**** Records supplied
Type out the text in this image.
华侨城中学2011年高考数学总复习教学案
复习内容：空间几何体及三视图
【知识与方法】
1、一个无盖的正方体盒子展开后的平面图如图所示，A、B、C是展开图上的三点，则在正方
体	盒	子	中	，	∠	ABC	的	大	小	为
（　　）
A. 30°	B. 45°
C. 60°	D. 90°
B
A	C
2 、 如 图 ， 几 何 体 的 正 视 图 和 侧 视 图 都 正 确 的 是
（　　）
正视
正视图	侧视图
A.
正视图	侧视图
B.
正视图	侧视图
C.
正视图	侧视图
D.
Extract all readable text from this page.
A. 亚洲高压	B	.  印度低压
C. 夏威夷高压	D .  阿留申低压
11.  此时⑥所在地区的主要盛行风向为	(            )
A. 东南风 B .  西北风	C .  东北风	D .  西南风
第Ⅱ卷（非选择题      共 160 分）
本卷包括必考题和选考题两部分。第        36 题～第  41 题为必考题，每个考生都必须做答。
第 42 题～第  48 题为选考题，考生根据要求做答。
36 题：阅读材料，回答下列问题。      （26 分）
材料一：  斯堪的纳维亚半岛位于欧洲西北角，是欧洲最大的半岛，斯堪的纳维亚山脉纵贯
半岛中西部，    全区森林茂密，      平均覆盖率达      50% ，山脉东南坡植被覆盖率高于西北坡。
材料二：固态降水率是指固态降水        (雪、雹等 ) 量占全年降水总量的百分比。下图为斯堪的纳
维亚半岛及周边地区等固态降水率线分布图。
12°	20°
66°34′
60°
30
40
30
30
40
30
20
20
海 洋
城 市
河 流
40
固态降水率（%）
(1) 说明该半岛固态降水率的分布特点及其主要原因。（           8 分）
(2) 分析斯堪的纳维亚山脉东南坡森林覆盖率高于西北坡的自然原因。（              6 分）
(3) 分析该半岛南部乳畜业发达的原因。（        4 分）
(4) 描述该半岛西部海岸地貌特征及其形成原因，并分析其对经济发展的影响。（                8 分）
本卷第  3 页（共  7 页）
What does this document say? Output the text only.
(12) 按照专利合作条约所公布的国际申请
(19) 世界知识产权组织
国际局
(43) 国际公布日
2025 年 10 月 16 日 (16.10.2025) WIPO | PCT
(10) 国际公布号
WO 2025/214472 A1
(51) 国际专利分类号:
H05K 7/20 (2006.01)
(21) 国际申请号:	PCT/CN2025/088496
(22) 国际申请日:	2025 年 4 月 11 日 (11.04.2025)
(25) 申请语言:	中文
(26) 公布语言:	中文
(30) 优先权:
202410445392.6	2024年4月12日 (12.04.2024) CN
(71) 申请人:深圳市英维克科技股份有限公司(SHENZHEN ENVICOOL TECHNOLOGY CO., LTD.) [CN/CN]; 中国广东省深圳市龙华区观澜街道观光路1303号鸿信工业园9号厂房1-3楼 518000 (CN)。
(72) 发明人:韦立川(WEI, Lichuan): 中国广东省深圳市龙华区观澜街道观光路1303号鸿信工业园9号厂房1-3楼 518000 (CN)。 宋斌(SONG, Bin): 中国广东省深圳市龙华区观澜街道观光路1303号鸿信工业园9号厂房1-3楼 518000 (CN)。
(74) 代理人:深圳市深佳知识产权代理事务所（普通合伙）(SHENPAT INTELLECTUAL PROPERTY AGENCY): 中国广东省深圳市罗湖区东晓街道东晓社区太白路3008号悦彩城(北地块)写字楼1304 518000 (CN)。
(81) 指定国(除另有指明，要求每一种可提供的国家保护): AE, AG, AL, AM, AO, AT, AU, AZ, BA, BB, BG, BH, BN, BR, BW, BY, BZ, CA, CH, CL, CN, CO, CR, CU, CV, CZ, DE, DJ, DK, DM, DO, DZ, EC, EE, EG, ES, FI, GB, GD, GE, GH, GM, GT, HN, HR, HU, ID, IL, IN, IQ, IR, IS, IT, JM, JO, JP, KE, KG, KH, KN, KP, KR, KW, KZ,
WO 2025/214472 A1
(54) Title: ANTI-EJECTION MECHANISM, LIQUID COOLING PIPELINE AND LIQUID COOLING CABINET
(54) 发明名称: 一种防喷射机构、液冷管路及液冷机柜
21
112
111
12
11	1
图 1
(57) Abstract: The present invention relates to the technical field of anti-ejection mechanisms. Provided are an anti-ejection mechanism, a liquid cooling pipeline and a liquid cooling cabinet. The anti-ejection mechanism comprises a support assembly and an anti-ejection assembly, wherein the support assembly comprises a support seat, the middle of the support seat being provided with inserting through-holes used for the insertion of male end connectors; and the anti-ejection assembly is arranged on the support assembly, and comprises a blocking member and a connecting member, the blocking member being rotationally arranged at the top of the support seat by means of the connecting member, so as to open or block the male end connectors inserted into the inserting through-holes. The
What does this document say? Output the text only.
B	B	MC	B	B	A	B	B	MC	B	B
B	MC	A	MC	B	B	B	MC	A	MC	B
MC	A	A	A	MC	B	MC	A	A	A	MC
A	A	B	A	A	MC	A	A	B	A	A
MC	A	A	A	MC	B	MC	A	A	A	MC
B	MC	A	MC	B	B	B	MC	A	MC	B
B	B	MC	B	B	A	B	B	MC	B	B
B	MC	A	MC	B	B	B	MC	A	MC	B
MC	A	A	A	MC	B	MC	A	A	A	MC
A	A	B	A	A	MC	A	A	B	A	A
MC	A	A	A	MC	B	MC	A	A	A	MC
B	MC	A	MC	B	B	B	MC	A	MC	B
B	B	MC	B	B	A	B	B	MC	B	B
********
• [Task brief]: Working from the entries above, return all lines that contain "this".

• [Written solution]:
Type out the text in this image.
Extract all readable text from this page.
What does this document say? Output the text only.
What does this document say? Output the text only.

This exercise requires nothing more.